Do this:
Restate each line of the listing exactly, without carrying over any pictures.

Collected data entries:
--------

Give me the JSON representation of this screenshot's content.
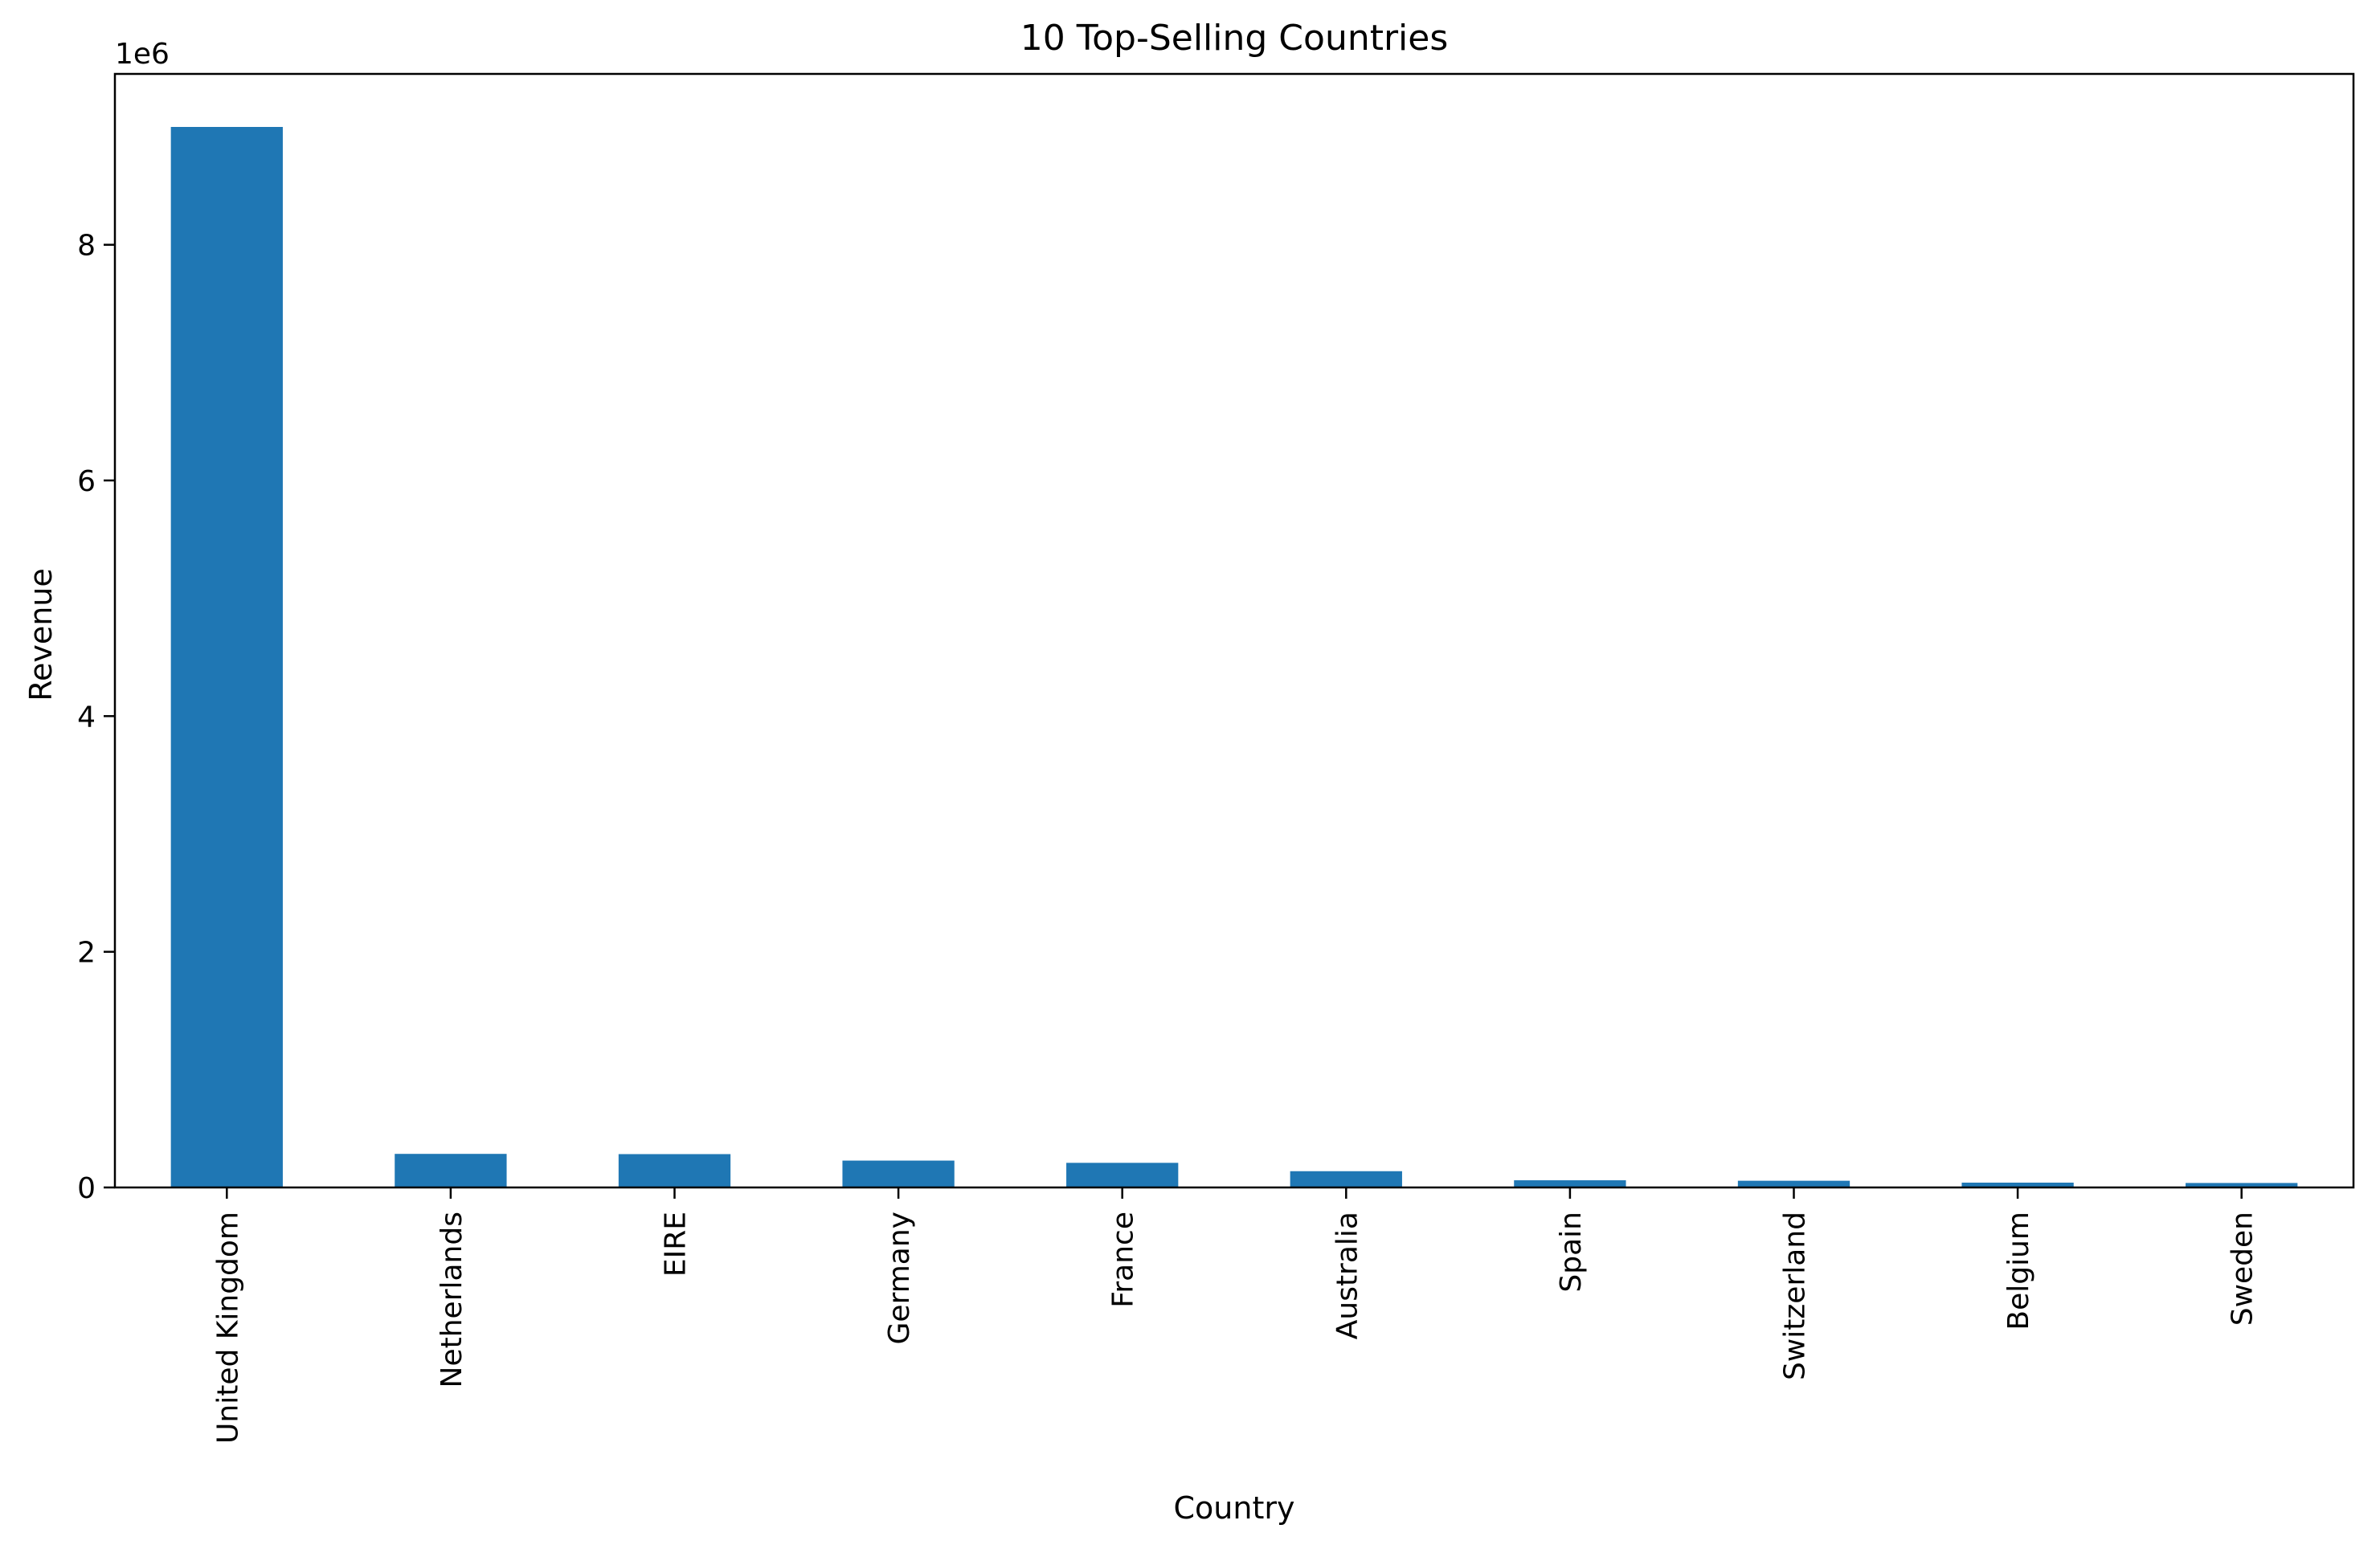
{
  "chart_data": {
    "type": "bar",
    "title": "10 Top-Selling Countries",
    "xlabel": "Country",
    "ylabel": "Revenue",
    "y_offset_label": "1e6",
    "y_scale": 1000000,
    "ylim": [
      0,
      9450000
    ],
    "yticks": [
      0,
      2000000,
      4000000,
      6000000,
      8000000
    ],
    "ytick_labels": [
      "0",
      "2",
      "4",
      "6",
      "8"
    ],
    "categories": [
      "United Kingdom",
      "Netherlands",
      "EIRE",
      "Germany",
      "France",
      "Australia",
      "Spain",
      "Switzerland",
      "Belgium",
      "Sweden"
    ],
    "values": [
      9000000,
      285000,
      283000,
      228000,
      209000,
      138000,
      61000,
      57000,
      41000,
      38000
    ],
    "bar_color": "#1f77b4",
    "grid": false,
    "legend": false
  }
}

--------

Answer in full:
Give me the JSON representation of this screenshot's content.
{
  "chart_data": {
    "type": "bar",
    "title": "10 Top-Selling Countries",
    "xlabel": "Country",
    "ylabel": "Revenue",
    "y_offset_label": "1e6",
    "y_scale": 1000000,
    "ylim": [
      0,
      9450000
    ],
    "yticks": [
      0,
      2000000,
      4000000,
      6000000,
      8000000
    ],
    "ytick_labels": [
      "0",
      "2",
      "4",
      "6",
      "8"
    ],
    "categories": [
      "United Kingdom",
      "Netherlands",
      "EIRE",
      "Germany",
      "France",
      "Australia",
      "Spain",
      "Switzerland",
      "Belgium",
      "Sweden"
    ],
    "values": [
      9000000,
      285000,
      283000,
      228000,
      209000,
      138000,
      61000,
      57000,
      41000,
      38000
    ],
    "bar_color": "#1f77b4",
    "grid": false,
    "legend": false
  }
}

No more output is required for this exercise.